### Quoted passage
John M. Lewellen (September 16, 1930 – November 25, 2017) was an American politician. He was elected and served on the Little Rock City Board of Directors, the Pulaski County Quorum Court and in the Arkansas State Legislature representing the district in which he resided. He was a member of the Arkansas House of Representatives from 1999 to 2004, when he was succeeded by his wife, Wilhelmina Lewellen who served until 2010. John Lewellen is the only Arkansas official to have been elected and represented his district on the city, county and state level.

John Marshall Lewellen was born September 16, 1930 in Forrest City, Arkansas.  He was the 11th of 13 children born to Cornelius and Jesse Lewellen. He attended Dansby Elementary School and  professed a hope in Christ at an early age at Taylor Chapel which was named after his grandfather, Taylor Dansby.

### Written request 1
In the passage about John M. Lewellen, which elementary school did he attend?

(Dataset entries)
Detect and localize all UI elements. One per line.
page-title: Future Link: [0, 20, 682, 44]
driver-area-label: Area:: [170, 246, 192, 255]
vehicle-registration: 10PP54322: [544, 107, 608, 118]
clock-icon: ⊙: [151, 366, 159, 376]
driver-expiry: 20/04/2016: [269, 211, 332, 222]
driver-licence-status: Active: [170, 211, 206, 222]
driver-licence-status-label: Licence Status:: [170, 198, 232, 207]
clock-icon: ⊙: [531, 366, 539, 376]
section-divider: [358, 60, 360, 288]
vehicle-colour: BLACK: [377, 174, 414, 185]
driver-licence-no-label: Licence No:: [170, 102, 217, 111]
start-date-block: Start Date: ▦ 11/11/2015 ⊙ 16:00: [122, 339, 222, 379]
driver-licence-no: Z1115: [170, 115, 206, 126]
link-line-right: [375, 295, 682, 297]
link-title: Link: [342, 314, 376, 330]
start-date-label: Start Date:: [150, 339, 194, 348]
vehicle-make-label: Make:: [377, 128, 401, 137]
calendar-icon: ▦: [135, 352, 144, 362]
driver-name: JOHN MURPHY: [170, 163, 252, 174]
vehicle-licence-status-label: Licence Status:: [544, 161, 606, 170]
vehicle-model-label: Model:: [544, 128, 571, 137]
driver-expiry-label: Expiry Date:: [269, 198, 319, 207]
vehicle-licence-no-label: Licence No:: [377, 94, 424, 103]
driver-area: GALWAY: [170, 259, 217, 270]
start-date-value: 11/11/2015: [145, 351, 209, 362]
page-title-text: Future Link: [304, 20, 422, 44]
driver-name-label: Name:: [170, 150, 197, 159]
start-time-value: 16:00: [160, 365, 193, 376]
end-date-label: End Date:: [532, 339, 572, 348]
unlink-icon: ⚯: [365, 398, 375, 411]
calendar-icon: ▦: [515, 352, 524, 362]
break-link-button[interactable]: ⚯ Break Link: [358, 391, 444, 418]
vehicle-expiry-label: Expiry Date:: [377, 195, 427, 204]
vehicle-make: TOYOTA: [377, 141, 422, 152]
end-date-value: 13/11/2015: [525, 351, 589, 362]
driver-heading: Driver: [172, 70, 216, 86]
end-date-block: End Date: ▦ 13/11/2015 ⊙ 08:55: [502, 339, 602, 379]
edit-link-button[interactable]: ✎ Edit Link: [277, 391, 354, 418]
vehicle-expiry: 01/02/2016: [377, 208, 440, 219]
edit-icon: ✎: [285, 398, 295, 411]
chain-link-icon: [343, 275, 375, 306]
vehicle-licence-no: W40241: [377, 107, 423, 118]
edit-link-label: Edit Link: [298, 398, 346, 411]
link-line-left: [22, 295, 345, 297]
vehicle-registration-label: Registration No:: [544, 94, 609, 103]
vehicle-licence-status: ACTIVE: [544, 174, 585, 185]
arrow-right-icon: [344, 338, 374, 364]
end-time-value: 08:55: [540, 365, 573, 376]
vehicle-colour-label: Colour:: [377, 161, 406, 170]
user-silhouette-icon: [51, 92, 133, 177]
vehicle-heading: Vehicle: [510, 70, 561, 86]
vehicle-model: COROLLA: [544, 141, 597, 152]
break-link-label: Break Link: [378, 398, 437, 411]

### Written request 2
Take the dataset entries from the first line through the line with "section-divider: [358, 60, 360, 288]", switch "clock-icon" to "time-icon", and return only those lines with nothing else altered.

### Complete response 1
Dansby Elementary School

### Complete response 2
Detect and localize all UI elements. One per line.
page-title: Future Link: [0, 20, 682, 44]
driver-area-label: Area:: [170, 246, 192, 255]
vehicle-registration: 10PP54322: [544, 107, 608, 118]
time-icon: ⊙: [151, 366, 159, 376]
driver-expiry: 20/04/2016: [269, 211, 332, 222]
driver-licence-status: Active: [170, 211, 206, 222]
driver-licence-status-label: Licence Status:: [170, 198, 232, 207]
time-icon: ⊙: [531, 366, 539, 376]
section-divider: [358, 60, 360, 288]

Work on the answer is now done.